Short task: Find and copy each line of the records where the string "object" shows up.

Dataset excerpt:
============

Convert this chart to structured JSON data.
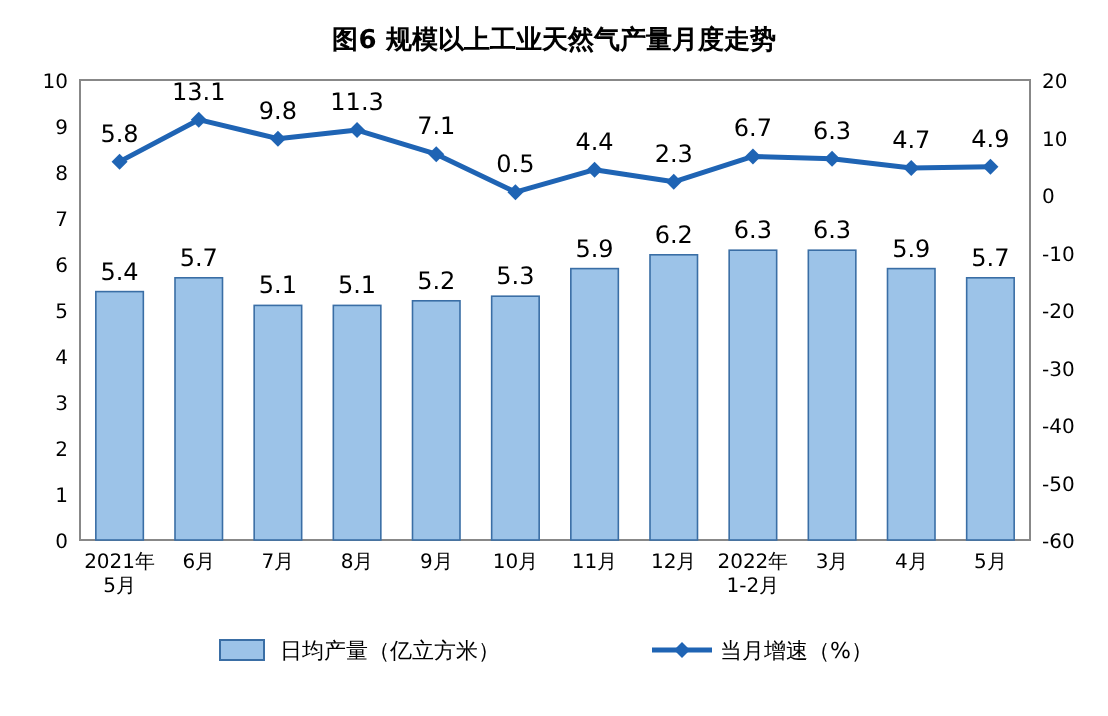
{
  "chart_data": {
    "type": "bar",
    "title": "图6  规模以上工业天然气产量月度走势",
    "categories": [
      "2021年\n5月",
      "6月",
      "7月",
      "8月",
      "9月",
      "10月",
      "11月",
      "12月",
      "2022年\n1-2月",
      "3月",
      "4月",
      "5月"
    ],
    "series": [
      {
        "name": "日均产量（亿立方米）",
        "color": "#9cc3e8",
        "values": [
          5.4,
          5.7,
          5.1,
          5.1,
          5.2,
          5.3,
          5.9,
          6.2,
          6.3,
          6.3,
          5.9,
          5.7
        ]
      },
      {
        "name": "当月增速（%）",
        "type": "line",
        "axis": "y2",
        "color": "#1f64b4",
        "values": [
          5.8,
          13.1,
          9.8,
          11.3,
          7.1,
          0.5,
          4.4,
          2.3,
          6.7,
          6.3,
          4.7,
          4.9
        ]
      }
    ],
    "ylim": [
      0,
      10
    ],
    "yticks": [
      0,
      1,
      2,
      3,
      4,
      5,
      6,
      7,
      8,
      9,
      10
    ],
    "y2lim": [
      -60,
      20
    ],
    "y2ticks": [
      -60,
      -50,
      -40,
      -30,
      -20,
      -10,
      0,
      10,
      20
    ],
    "marker": "diamond",
    "data_labels": true,
    "legend": "bottom",
    "grid": false
  }
}
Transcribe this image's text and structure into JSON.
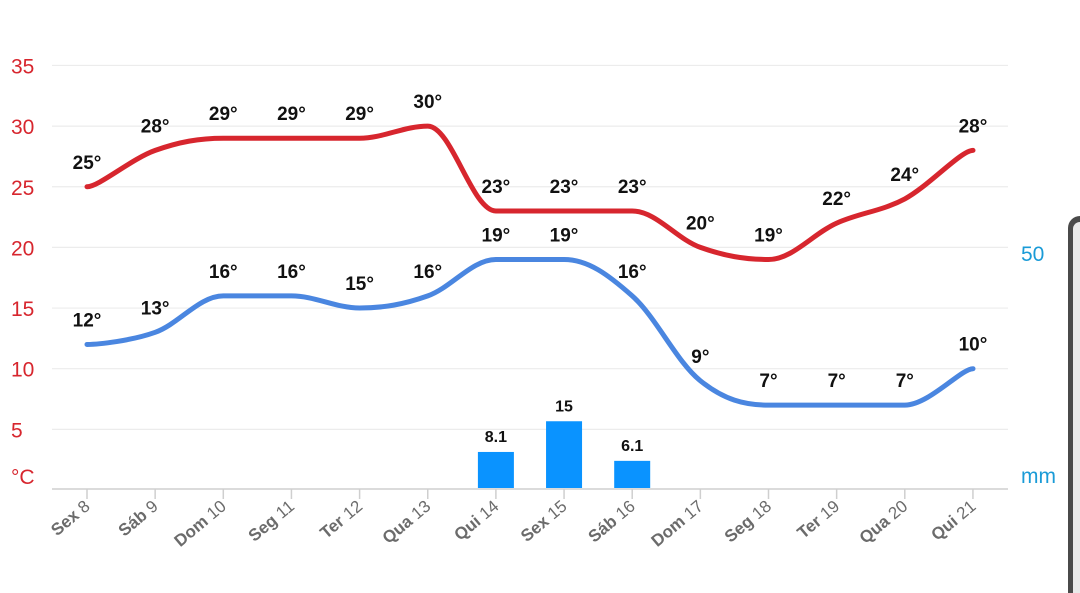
{
  "chart_data": {
    "type": "line",
    "categories": [
      "Sex 8",
      "Sáb 9",
      "Dom 10",
      "Seg 11",
      "Ter 12",
      "Qua 13",
      "Qui 14",
      "Sex 15",
      "Sáb 16",
      "Dom 17",
      "Seg 18",
      "Ter 19",
      "Qua 20",
      "Qui 21"
    ],
    "category_weekday": [
      "Sex",
      "Sáb",
      "Dom",
      "Seg",
      "Ter",
      "Qua",
      "Qui",
      "Sex",
      "Sáb",
      "Dom",
      "Seg",
      "Ter",
      "Qua",
      "Qui"
    ],
    "category_day": [
      "8",
      "9",
      "10",
      "11",
      "12",
      "13",
      "14",
      "15",
      "16",
      "17",
      "18",
      "19",
      "20",
      "21"
    ],
    "y_axis": {
      "unit": "°C",
      "ticks": [
        5,
        10,
        15,
        20,
        25,
        30,
        35
      ],
      "ylim": [
        0,
        35
      ]
    },
    "y2_axis": {
      "unit": "mm",
      "ticks": [
        50
      ]
    },
    "series": [
      {
        "key": "max",
        "values": [
          25,
          28,
          29,
          29,
          29,
          30,
          23,
          23,
          23,
          20,
          19,
          22,
          24,
          28
        ],
        "labels": [
          "25°",
          "28°",
          "29°",
          "29°",
          "29°",
          "30°",
          "23°",
          "23°",
          "23°",
          "20°",
          "19°",
          "22°",
          "24°",
          "28°"
        ],
        "color": "#d7262e"
      },
      {
        "key": "min",
        "values": [
          12,
          13,
          16,
          16,
          15,
          16,
          19,
          19,
          16,
          9,
          7,
          7,
          7,
          10
        ],
        "labels": [
          "12°",
          "13°",
          "16°",
          "16°",
          "15°",
          "16°",
          "19°",
          "19°",
          "16°",
          "9°",
          "7°",
          "7°",
          "7°",
          "10°"
        ],
        "color": "#4a86e0"
      }
    ],
    "precipitation": {
      "indices": [
        6,
        7,
        8
      ],
      "values": [
        8.1,
        15,
        6.1
      ],
      "labels": [
        "8.1",
        "15",
        "6.1"
      ],
      "color": "#0a93ff"
    }
  }
}
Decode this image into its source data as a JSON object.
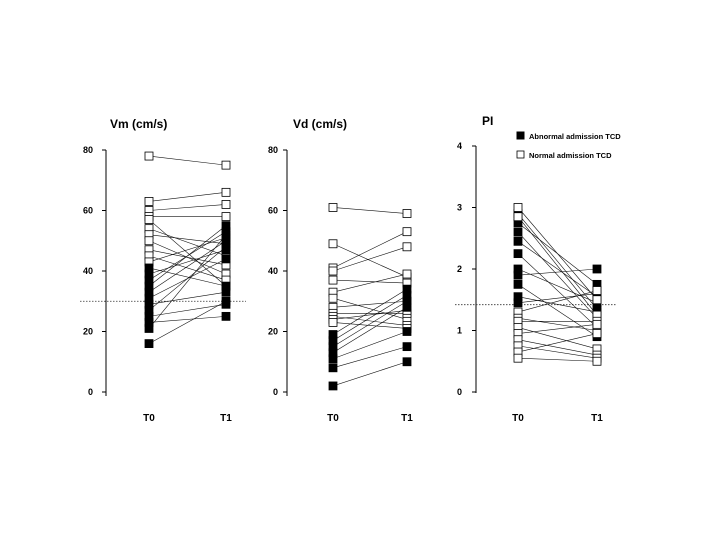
{
  "colors": {
    "abnormal": "#000000",
    "normal": "#ffffff",
    "stroke": "#000000",
    "line": "#111111",
    "threshold": "#333333"
  },
  "legend": {
    "abnormal_label": "Abnormal admission TCD",
    "normal_label": "Normal admission TCD"
  },
  "chart_data": [
    {
      "type": "scatter",
      "title": "Vm (cm/s)",
      "categories": [
        "T0",
        "T1"
      ],
      "ylim": [
        0,
        80
      ],
      "yticks": [
        0,
        20,
        40,
        60,
        80
      ],
      "threshold": 30,
      "pairs": [
        {
          "t0": 78,
          "t1": 75,
          "group": "normal"
        },
        {
          "t0": 63,
          "t1": 66,
          "group": "normal"
        },
        {
          "t0": 60,
          "t1": 62,
          "group": "normal"
        },
        {
          "t0": 58,
          "t1": 58,
          "group": "normal"
        },
        {
          "t0": 57,
          "t1": 35,
          "group": "normal"
        },
        {
          "t0": 54,
          "t1": 45,
          "group": "normal"
        },
        {
          "t0": 52,
          "t1": 49,
          "group": "normal"
        },
        {
          "t0": 50,
          "t1": 39,
          "group": "normal"
        },
        {
          "t0": 47,
          "t1": 42,
          "group": "normal"
        },
        {
          "t0": 45,
          "t1": 37,
          "group": "normal"
        },
        {
          "t0": 43,
          "t1": 51,
          "group": "normal"
        },
        {
          "t0": 41,
          "t1": 35,
          "group": "abnormal"
        },
        {
          "t0": 39,
          "t1": 47,
          "group": "abnormal"
        },
        {
          "t0": 37,
          "t1": 53,
          "group": "abnormal"
        },
        {
          "t0": 35,
          "t1": 55,
          "group": "abnormal"
        },
        {
          "t0": 33,
          "t1": 50,
          "group": "abnormal"
        },
        {
          "t0": 31,
          "t1": 44,
          "group": "abnormal"
        },
        {
          "t0": 29,
          "t1": 33,
          "group": "abnormal"
        },
        {
          "t0": 27,
          "t1": 48,
          "group": "abnormal"
        },
        {
          "t0": 25,
          "t1": 29,
          "group": "abnormal"
        },
        {
          "t0": 23,
          "t1": 25,
          "group": "abnormal"
        },
        {
          "t0": 21,
          "t1": 52,
          "group": "abnormal"
        },
        {
          "t0": 16,
          "t1": 30,
          "group": "abnormal"
        }
      ]
    },
    {
      "type": "scatter",
      "title": "Vd (cm/s)",
      "categories": [
        "T0",
        "T1"
      ],
      "ylim": [
        0,
        80
      ],
      "yticks": [
        0,
        20,
        40,
        60,
        80
      ],
      "pairs": [
        {
          "t0": 61,
          "t1": 59,
          "group": "normal"
        },
        {
          "t0": 49,
          "t1": 38,
          "group": "normal"
        },
        {
          "t0": 41,
          "t1": 53,
          "group": "normal"
        },
        {
          "t0": 40,
          "t1": 48,
          "group": "normal"
        },
        {
          "t0": 37,
          "t1": 36,
          "group": "normal"
        },
        {
          "t0": 33,
          "t1": 39,
          "group": "normal"
        },
        {
          "t0": 31,
          "t1": 24,
          "group": "normal"
        },
        {
          "t0": 28,
          "t1": 30,
          "group": "normal"
        },
        {
          "t0": 26,
          "t1": 26,
          "group": "normal"
        },
        {
          "t0": 25,
          "t1": 22,
          "group": "normal"
        },
        {
          "t0": 24,
          "t1": 27,
          "group": "normal"
        },
        {
          "t0": 23,
          "t1": 21,
          "group": "normal"
        },
        {
          "t0": 19,
          "t1": 34,
          "group": "abnormal"
        },
        {
          "t0": 17,
          "t1": 32,
          "group": "abnormal"
        },
        {
          "t0": 15,
          "t1": 30,
          "group": "abnormal"
        },
        {
          "t0": 13,
          "t1": 28,
          "group": "abnormal"
        },
        {
          "t0": 11,
          "t1": 20,
          "group": "abnormal"
        },
        {
          "t0": 8,
          "t1": 15,
          "group": "abnormal"
        },
        {
          "t0": 2,
          "t1": 10,
          "group": "abnormal"
        }
      ]
    },
    {
      "type": "scatter",
      "title": "PI",
      "categories": [
        "T0",
        "T1"
      ],
      "ylim": [
        0,
        4
      ],
      "yticks": [
        0,
        1,
        2,
        3,
        4
      ],
      "threshold": 1.42,
      "pairs": [
        {
          "t0": 2.9,
          "t1": 1.35,
          "group": "abnormal"
        },
        {
          "t0": 2.75,
          "t1": 1.75,
          "group": "abnormal"
        },
        {
          "t0": 2.6,
          "t1": 1.2,
          "group": "abnormal"
        },
        {
          "t0": 2.45,
          "t1": 1.55,
          "group": "abnormal"
        },
        {
          "t0": 2.25,
          "t1": 1.05,
          "group": "abnormal"
        },
        {
          "t0": 2.0,
          "t1": 1.45,
          "group": "abnormal"
        },
        {
          "t0": 1.9,
          "t1": 2.0,
          "group": "abnormal"
        },
        {
          "t0": 1.75,
          "t1": 0.9,
          "group": "abnormal"
        },
        {
          "t0": 1.55,
          "t1": 1.3,
          "group": "abnormal"
        },
        {
          "t0": 1.45,
          "t1": 1.6,
          "group": "abnormal"
        },
        {
          "t0": 3.0,
          "t1": 1.5,
          "group": "normal"
        },
        {
          "t0": 2.85,
          "t1": 1.25,
          "group": "normal"
        },
        {
          "t0": 1.3,
          "t1": 1.65,
          "group": "normal"
        },
        {
          "t0": 1.2,
          "t1": 1.0,
          "group": "normal"
        },
        {
          "t0": 1.15,
          "t1": 1.15,
          "group": "normal"
        },
        {
          "t0": 1.05,
          "t1": 0.7,
          "group": "normal"
        },
        {
          "t0": 0.95,
          "t1": 1.1,
          "group": "normal"
        },
        {
          "t0": 0.85,
          "t1": 0.6,
          "group": "normal"
        },
        {
          "t0": 0.75,
          "t1": 0.55,
          "group": "normal"
        },
        {
          "t0": 0.65,
          "t1": 0.95,
          "group": "normal"
        },
        {
          "t0": 0.55,
          "t1": 0.5,
          "group": "normal"
        }
      ]
    }
  ]
}
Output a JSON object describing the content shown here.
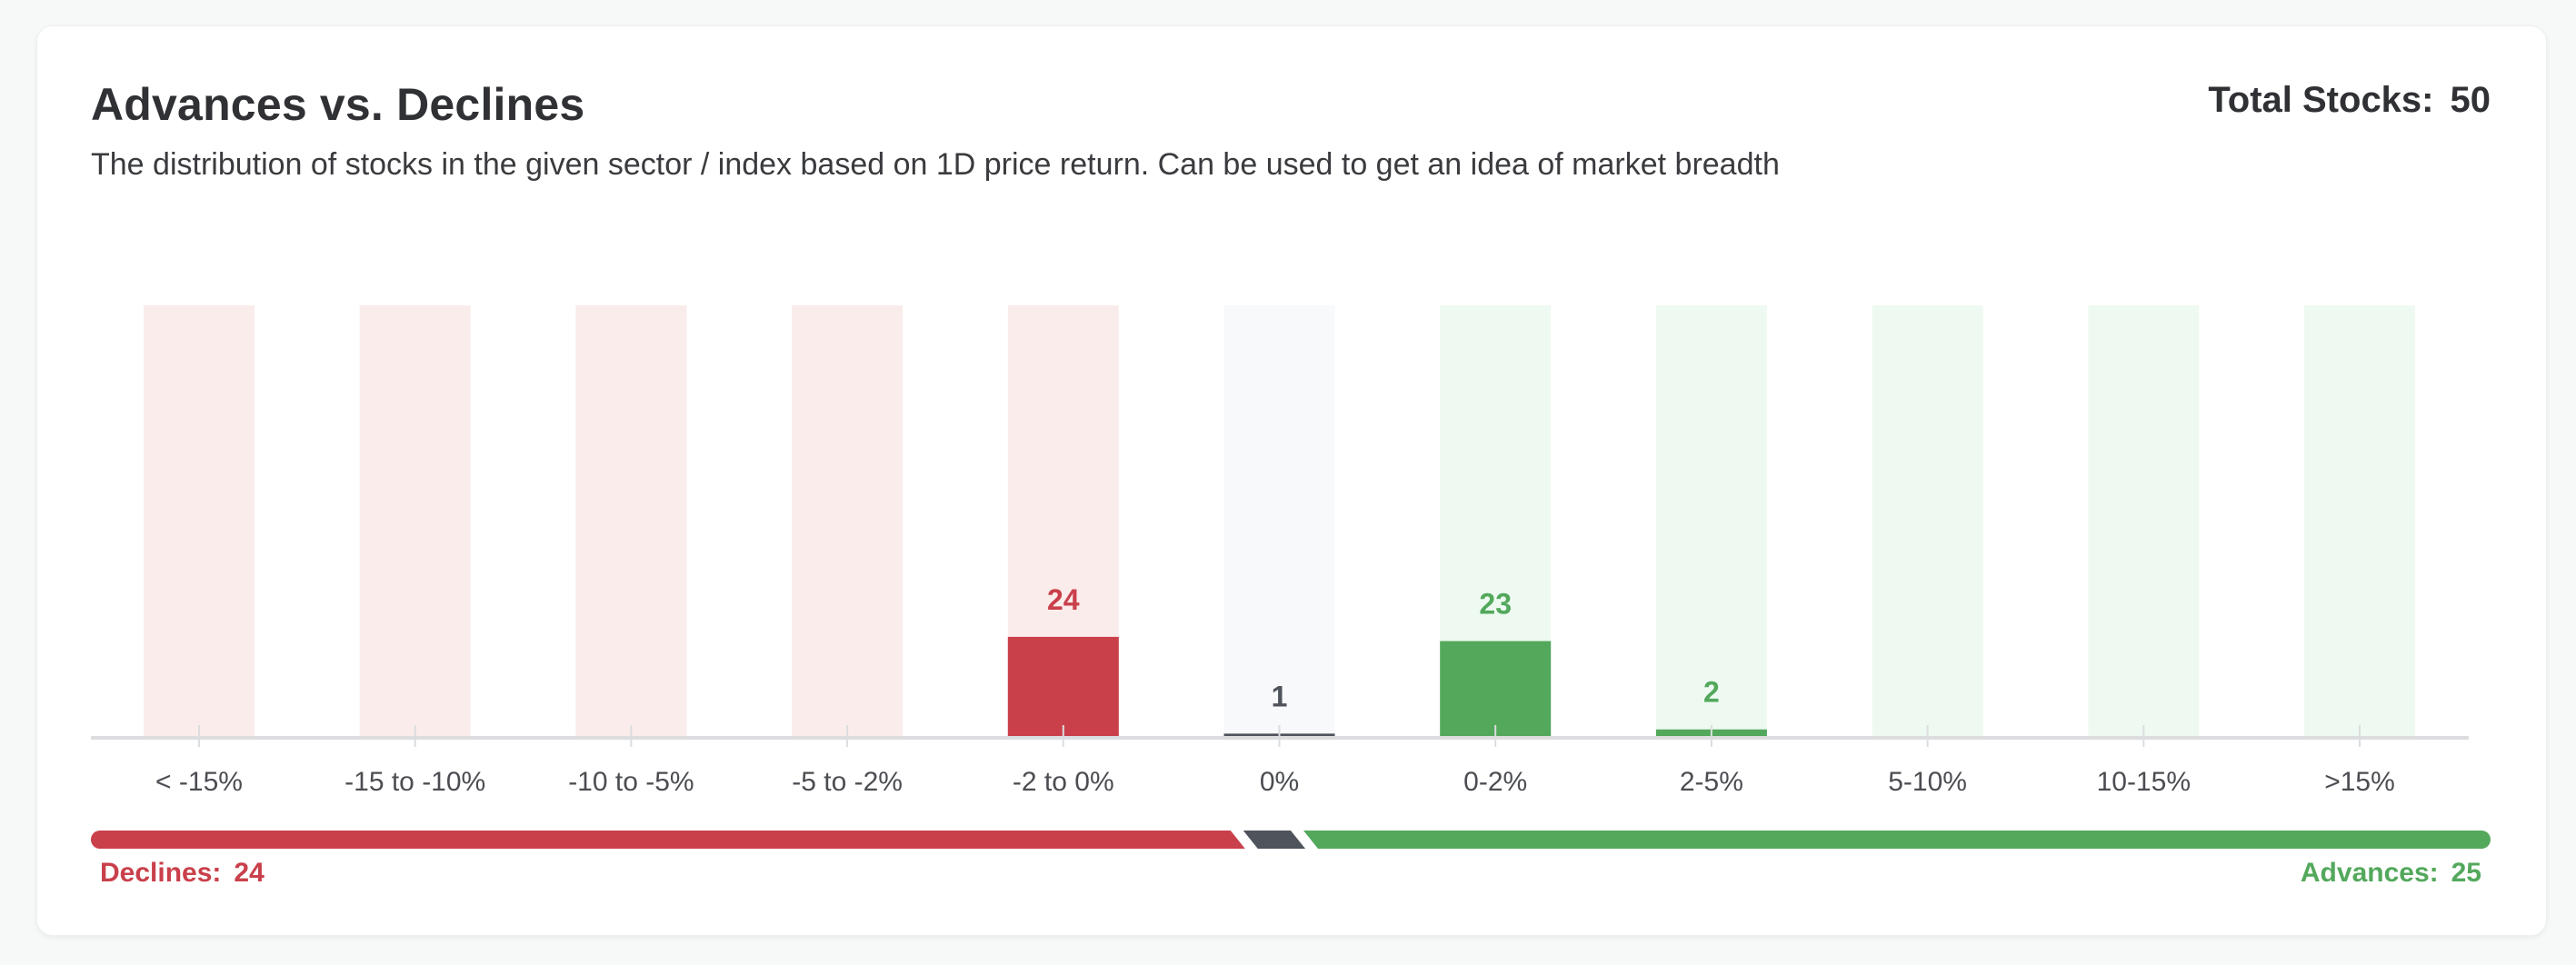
{
  "header": {
    "title": "Advances vs. Declines",
    "subtitle": "The distribution of stocks in the given sector / index based on 1D price return. Can be used to get an idea of market breadth",
    "total_label": "Total Stocks:",
    "total_value": "50"
  },
  "breadth": {
    "declines_label": "Declines:",
    "declines_value": "24",
    "advances_label": "Advances:",
    "advances_value": "25"
  },
  "colors": {
    "decline": "#c9404b",
    "decline_bg": "#fbecec",
    "neutral": "#4f535b",
    "neutral_bg": "#f8f9fb",
    "advance": "#53a85c",
    "advance_bg": "#eefaf1",
    "axis": "#dcdddf"
  },
  "chart_data": {
    "type": "bar",
    "categories": [
      "< -15%",
      "-15 to -10%",
      "-10 to -5%",
      "-5 to -2%",
      "-2 to 0%",
      "0%",
      "0-2%",
      "2-5%",
      "5-10%",
      "10-15%",
      ">15%"
    ],
    "values": [
      0,
      0,
      0,
      0,
      24,
      1,
      23,
      2,
      0,
      0,
      0
    ],
    "category_groups": [
      "decline",
      "decline",
      "decline",
      "decline",
      "decline",
      "neutral",
      "advance",
      "advance",
      "advance",
      "advance",
      "advance"
    ],
    "data_labels": [
      "",
      "",
      "",
      "",
      "24",
      "1",
      "23",
      "2",
      "",
      "",
      ""
    ],
    "ylim": [
      0,
      50
    ],
    "grid": false,
    "legend": "none"
  }
}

============

Expected output:
Decode this image into its source data as a JSON object.
Output a JSON object describing the content shown here.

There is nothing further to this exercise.